▶ **La tarea**: Retoma la columna de opinión sobre el Estatuto de Cataluña y prosigue su redacción justo después de la última frase.

▶ **Fragmento del documento**:
* * * * *

La hoja de ruta

Por Ignacio Camacho, director de ABC (ABC, 30/10/05):

Si Zapatero estuviese realmente dispuesto a escuchar el latido de la calle respecto al Estatuto de Cataluña, la hoja de ruta que debería seguir está en un cajón de su despacho de Moncloa desde el pasado 14 de enero. Se trata del documento que Mariano Rajoy le entregó durante la reunión convocada para discutir la respuesta al Plan Ibarretxe. Sucintamente, ese papel contiene una oferta de colaboración entre PSOE y PP para abordar las reformas estatutarias más desafiantes con la Constitución vigente y, en su caso, la modificación de la propia Carta Magna; a cambio de la formación de una mayoría cualificada de consenso entre los dos grandes partidos nacionales, Rajoy se comprometía nada menos que a garantizar la estabilidad del Gobierno en caso de pérdida de la confianza de sus actuales socios independentistas y nacionalistas. Un órdago tan arriesgado como generoso -y difícil, porque no toda la dirección popular lo compartía- ante el que al líder de la oposición aún le andan rechinando los dientes.

Con ese papel en la mano, el presidente podría perfectamente ganar la votación del próximo miércoles en el Congreso para admitir a trámite el proyecto estatutario y a continuación aplicarse al «afeitado» concienzudo que el proyecto catalán requiere para encajar en el ordenamiento constitucional. La inquietud que ha suscitado el asunto entre la ciudadanía española quedaría amortiguada por la confianza que ofrecería a la opinión pública la existencia de un acuerdo mayoritario entre los dos partidos con posibilidad de liderar el Gobierno de la nación. Y los nacionalistas y demás aliados tendrían que avenirse a un consenso tan amplio o mayor como el que posibilitó la Constitución del 78, ante la eventualidad de encontrarse con una mayoría capaz de imponer su propio criterio con el respaldo del 90 por ciento, no del Parlamento catalán, sino del Congreso de los Diputados.

* * * * *

▶ **Extracto de datos**:
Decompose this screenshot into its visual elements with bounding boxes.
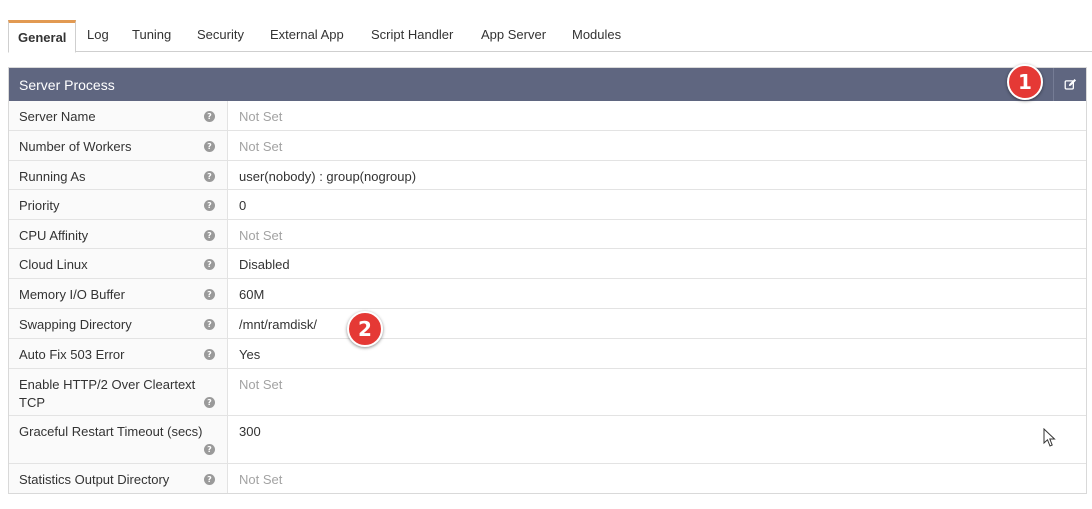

* * * * *

▶ **Respuesta redactada**:
Empero, esta posibilidad, que es del agrado -y de la preferencia- de numerosos parlamentarios socialistas, entre ellos el propio Alfonso Guerra, presidente de la Comisión que ha de enmendar y aprobar el Estatuto, es quizá la última que en estos momentos ronda por la cabeza del presidente. Zapatero se ha empeñado desde hace tiempo en configurar una «mayoría republicana» que aleje al PP de cualquier atisbo de ocupar un papel decisorio en la escena española. La cláusula del Pacto del Tinell por la que el tripartito catalán se configuraba bajo la condición de que el PSOE excluyese expresamente todo acuerdo con el Partido Popular es la verdadera piedra de toque del zapaterismo, decidido a impulsar una nueva transición liderada por el PSOE con el concurso de nacionalistas, ecosocialistas, tardocomunistas e independentistas republicanos, y hasta eventualmente con una Batasuna relegalizada en un eventual proceso de paz en el País Vasco.

En la tesitura de reconducir el Estatuto con el apoyo consolidado del PP o hacerlo por la complicada vía del acuerdo con unas fuerzas que no van a permitir una desnaturalización exagerada del delirante proyecto remitido al Congreso en la catarsis soberanista del 30 de septiembre, Zapatero se dispone a optar por la ruta más insegura y difícil, que además es la que cuenta con menos respaldo ciudadano. Su prioridad es la de excluir al principal partido de la oposición, que representa al 40 por ciento de los electores, aun a costa de terminar aceptando un texto que, en el mejor de los casos, cercenará buena parte de las competencias del Gobierno que preside el propio Zapatero, creará agravios con otras autonomías y provocará una intensa división en la sociedad española.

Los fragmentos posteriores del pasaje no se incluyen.